▶ [THE RECORDS]
"""

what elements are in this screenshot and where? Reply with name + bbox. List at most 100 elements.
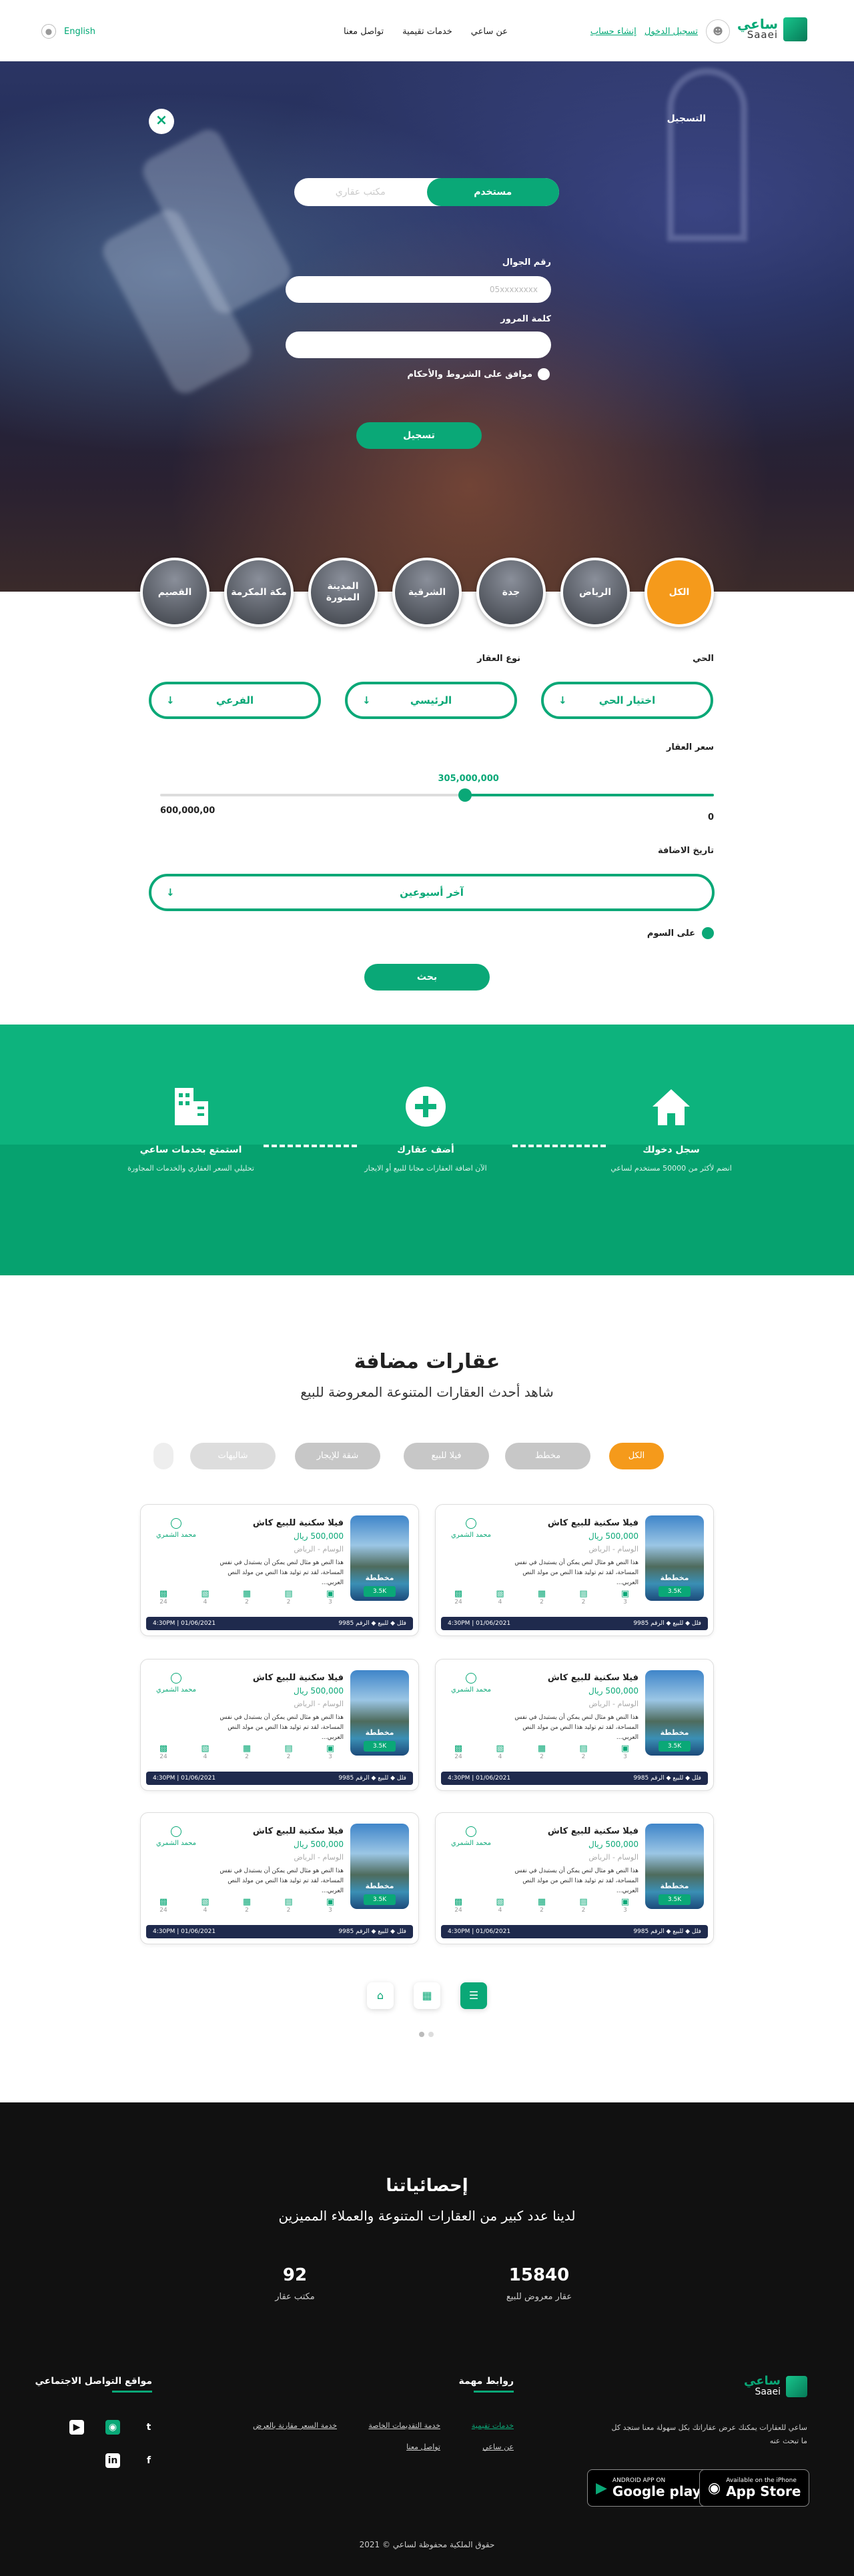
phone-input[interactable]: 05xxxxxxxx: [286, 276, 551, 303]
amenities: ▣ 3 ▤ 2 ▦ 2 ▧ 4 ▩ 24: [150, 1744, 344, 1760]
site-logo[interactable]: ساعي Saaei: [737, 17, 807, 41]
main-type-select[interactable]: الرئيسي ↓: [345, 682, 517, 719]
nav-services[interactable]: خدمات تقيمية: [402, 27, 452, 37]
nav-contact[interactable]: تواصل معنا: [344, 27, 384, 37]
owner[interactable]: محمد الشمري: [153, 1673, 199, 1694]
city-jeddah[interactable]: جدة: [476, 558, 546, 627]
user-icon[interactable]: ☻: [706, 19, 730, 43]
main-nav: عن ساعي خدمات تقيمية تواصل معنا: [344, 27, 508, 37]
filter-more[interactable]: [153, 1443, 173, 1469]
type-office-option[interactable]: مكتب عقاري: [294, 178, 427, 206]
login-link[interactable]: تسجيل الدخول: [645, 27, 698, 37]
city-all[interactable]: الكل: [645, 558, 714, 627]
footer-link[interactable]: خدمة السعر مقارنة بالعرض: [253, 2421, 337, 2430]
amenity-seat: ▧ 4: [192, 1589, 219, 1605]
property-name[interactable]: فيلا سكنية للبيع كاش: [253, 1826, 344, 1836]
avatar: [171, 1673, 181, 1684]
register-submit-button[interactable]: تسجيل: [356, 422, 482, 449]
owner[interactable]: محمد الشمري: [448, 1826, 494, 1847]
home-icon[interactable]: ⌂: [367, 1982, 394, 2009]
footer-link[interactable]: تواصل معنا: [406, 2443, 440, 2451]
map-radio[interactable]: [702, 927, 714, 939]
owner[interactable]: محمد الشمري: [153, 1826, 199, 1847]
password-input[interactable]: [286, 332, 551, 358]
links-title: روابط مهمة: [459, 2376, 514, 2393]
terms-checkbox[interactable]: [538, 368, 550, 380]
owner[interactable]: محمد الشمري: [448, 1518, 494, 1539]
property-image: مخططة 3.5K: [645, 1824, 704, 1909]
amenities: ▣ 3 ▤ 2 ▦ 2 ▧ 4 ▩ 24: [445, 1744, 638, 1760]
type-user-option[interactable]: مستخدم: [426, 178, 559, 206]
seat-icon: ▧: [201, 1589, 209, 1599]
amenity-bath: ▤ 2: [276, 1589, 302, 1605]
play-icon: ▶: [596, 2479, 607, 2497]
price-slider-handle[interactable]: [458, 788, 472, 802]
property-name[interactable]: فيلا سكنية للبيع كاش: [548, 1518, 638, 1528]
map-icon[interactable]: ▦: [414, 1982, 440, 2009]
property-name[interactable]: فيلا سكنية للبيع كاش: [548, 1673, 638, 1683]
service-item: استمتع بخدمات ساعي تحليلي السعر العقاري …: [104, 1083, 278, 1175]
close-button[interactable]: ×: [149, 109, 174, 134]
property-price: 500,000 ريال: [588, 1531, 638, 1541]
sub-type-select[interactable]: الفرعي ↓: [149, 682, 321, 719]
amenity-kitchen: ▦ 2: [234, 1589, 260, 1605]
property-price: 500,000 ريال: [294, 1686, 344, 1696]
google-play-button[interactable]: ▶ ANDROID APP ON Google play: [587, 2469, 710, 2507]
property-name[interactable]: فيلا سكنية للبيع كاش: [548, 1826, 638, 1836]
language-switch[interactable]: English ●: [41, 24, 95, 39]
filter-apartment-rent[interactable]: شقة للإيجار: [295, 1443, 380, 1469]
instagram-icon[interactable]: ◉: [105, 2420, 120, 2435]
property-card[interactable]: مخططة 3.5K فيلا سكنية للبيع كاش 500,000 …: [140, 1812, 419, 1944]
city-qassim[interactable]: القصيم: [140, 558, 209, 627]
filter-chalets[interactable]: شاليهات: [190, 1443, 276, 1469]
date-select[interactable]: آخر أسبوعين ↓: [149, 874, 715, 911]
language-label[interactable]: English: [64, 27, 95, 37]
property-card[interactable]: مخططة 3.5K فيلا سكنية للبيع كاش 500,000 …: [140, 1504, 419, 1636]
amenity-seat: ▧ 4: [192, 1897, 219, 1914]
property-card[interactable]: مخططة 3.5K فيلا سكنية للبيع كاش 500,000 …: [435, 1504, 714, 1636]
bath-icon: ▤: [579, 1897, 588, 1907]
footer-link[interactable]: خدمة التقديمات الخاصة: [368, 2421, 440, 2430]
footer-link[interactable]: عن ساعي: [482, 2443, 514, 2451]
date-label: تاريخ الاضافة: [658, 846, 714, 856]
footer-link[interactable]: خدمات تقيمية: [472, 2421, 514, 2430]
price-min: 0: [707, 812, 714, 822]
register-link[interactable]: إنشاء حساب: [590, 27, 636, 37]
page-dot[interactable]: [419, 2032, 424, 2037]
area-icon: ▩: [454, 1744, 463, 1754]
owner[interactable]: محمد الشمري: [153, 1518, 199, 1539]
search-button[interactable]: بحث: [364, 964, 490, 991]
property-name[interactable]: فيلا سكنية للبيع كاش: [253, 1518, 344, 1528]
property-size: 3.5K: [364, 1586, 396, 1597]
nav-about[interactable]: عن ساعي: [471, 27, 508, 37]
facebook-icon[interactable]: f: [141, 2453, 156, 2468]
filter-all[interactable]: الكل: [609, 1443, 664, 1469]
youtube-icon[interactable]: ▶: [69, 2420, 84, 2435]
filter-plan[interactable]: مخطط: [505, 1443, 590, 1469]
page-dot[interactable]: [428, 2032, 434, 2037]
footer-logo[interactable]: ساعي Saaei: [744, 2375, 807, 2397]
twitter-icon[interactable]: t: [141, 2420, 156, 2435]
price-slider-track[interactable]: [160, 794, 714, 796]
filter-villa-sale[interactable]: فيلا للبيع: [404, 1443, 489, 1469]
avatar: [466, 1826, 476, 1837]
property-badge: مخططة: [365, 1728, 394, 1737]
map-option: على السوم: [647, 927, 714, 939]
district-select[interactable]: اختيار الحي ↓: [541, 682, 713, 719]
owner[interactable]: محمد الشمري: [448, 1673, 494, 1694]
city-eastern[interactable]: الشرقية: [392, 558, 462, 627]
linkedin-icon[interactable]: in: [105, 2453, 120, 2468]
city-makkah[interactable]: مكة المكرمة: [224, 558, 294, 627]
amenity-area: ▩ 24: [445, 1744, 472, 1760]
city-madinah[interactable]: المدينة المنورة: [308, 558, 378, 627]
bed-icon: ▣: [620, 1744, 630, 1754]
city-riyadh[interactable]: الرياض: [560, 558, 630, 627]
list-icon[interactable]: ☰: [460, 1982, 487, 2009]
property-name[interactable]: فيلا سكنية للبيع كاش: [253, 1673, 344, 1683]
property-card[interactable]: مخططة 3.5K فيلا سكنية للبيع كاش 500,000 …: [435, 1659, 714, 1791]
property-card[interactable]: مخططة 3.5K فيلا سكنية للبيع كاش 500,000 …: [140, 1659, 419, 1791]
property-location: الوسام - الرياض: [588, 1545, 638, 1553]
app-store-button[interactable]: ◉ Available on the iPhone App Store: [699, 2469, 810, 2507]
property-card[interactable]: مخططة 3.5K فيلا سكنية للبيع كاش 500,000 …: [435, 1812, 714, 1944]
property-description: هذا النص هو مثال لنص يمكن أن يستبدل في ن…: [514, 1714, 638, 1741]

"""
"""

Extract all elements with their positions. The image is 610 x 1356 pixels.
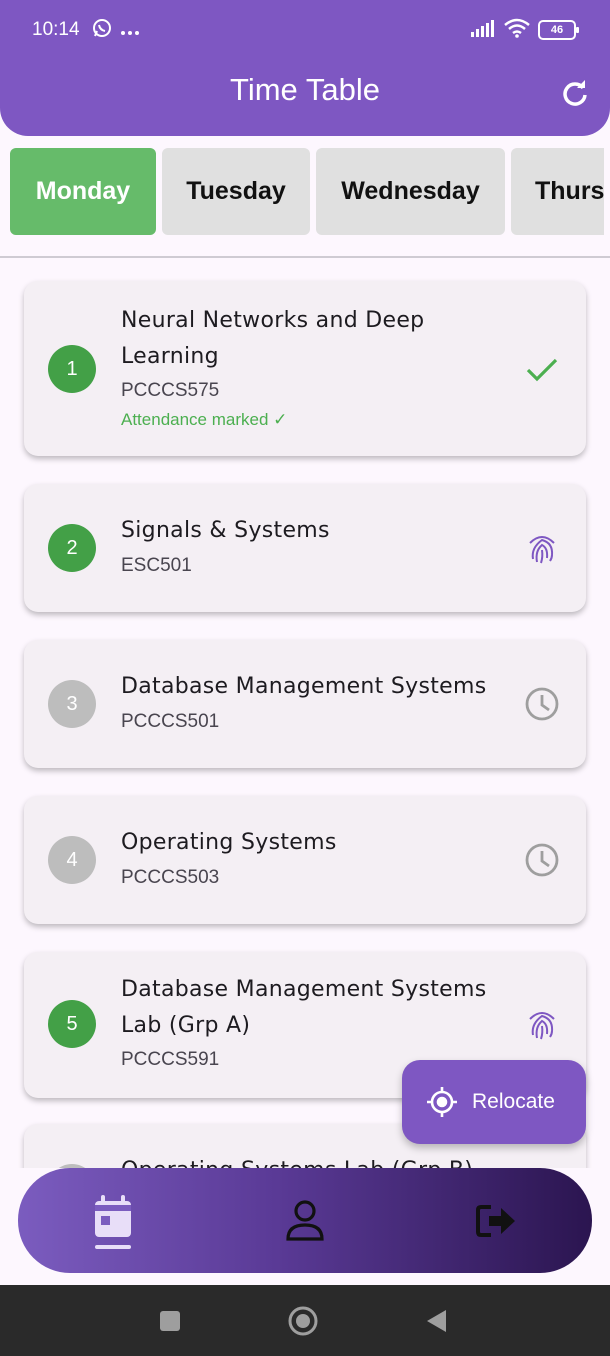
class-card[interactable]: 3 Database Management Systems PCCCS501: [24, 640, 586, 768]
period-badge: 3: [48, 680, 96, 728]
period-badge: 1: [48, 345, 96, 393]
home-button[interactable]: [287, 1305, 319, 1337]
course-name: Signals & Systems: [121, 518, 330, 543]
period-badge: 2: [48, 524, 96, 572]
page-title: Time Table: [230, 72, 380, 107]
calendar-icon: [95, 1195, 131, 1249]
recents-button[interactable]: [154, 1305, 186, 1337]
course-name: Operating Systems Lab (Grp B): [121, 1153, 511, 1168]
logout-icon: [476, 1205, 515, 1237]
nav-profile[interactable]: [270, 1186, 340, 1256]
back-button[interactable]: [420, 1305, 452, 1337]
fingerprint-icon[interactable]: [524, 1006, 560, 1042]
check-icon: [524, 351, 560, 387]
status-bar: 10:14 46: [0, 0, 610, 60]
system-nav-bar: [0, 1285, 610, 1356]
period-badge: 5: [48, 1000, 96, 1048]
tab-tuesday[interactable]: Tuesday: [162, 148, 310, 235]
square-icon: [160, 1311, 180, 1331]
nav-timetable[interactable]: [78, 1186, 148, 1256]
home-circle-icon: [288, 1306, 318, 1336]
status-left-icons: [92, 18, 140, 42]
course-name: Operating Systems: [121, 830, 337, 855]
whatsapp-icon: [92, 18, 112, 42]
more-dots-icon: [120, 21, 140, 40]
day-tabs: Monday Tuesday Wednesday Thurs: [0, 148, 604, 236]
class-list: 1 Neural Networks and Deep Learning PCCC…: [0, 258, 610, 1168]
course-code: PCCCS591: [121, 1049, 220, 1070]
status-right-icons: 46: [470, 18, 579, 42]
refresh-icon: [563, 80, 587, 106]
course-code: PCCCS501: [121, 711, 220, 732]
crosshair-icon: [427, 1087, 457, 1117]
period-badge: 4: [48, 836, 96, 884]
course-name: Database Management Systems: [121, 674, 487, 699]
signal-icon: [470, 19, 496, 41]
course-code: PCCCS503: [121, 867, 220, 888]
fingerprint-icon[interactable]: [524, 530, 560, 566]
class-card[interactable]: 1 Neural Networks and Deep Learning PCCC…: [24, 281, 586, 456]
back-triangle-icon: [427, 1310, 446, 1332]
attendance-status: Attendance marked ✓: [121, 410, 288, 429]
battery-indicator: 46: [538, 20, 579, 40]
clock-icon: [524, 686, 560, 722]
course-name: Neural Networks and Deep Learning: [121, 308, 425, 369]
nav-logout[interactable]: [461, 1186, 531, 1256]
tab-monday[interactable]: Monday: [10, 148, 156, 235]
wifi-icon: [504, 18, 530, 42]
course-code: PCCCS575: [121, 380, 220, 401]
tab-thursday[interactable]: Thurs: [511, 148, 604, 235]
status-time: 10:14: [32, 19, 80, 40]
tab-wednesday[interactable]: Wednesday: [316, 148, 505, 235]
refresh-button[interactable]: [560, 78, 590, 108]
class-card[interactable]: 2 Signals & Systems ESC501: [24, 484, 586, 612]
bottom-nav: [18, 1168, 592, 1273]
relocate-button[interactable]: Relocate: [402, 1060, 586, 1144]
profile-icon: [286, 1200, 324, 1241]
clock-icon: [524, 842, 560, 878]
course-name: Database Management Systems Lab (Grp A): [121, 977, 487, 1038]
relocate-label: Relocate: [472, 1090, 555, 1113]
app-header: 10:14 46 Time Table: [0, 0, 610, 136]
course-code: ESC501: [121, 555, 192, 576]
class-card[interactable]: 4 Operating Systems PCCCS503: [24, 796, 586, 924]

"""
"""

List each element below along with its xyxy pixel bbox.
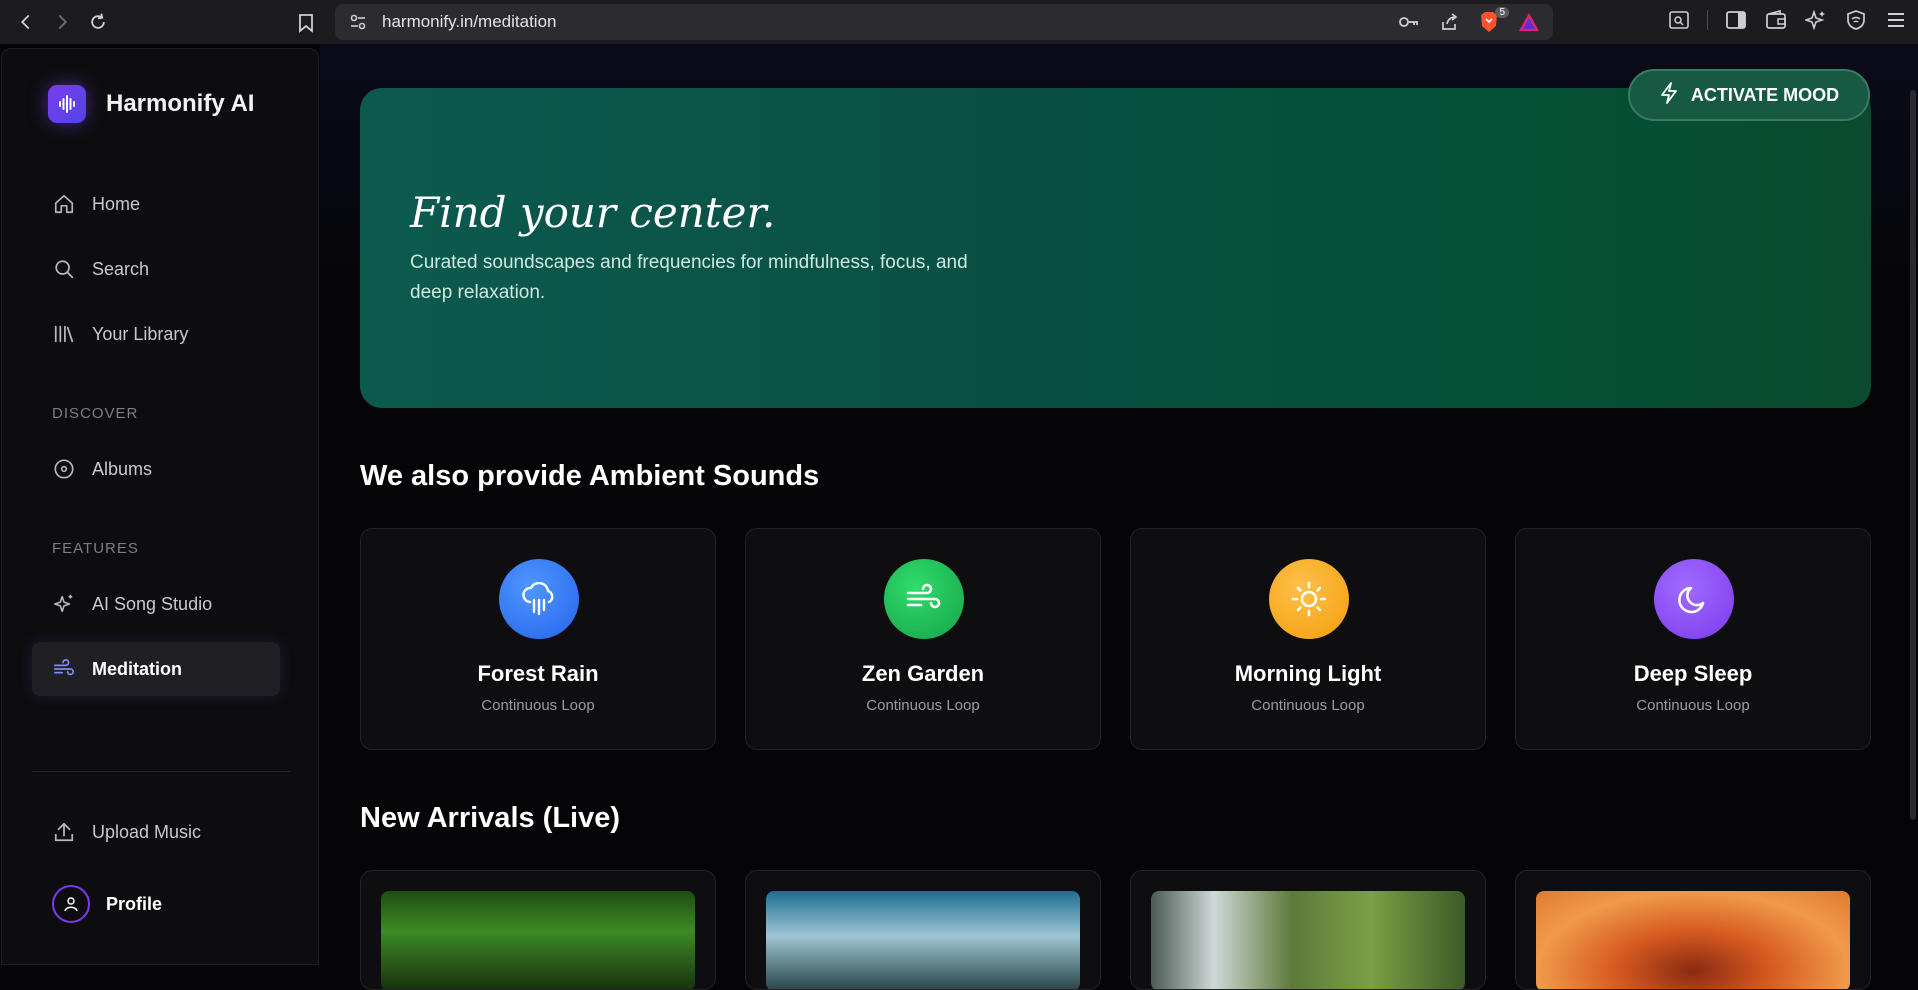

"""

▶ [EXERCISE PROMPT] Copy out the records above from the line containing "what elements are" through the line containing "main-type-select[interactable]: الرئيسي ↓: [345, 682, 517, 719]", both included, and omit the pictures.

▶ [RESULT]
what elements are in this screenshot and where? Reply with name + bbox. List at most 100 elements.
phone-input[interactable]: 05xxxxxxxx: [286, 276, 551, 303]
amenities: ▣ 3 ▤ 2 ▦ 2 ▧ 4 ▩ 24: [150, 1744, 344, 1760]
site-logo[interactable]: ساعي Saaei: [737, 17, 807, 41]
main-type-select[interactable]: الرئيسي ↓: [345, 682, 517, 719]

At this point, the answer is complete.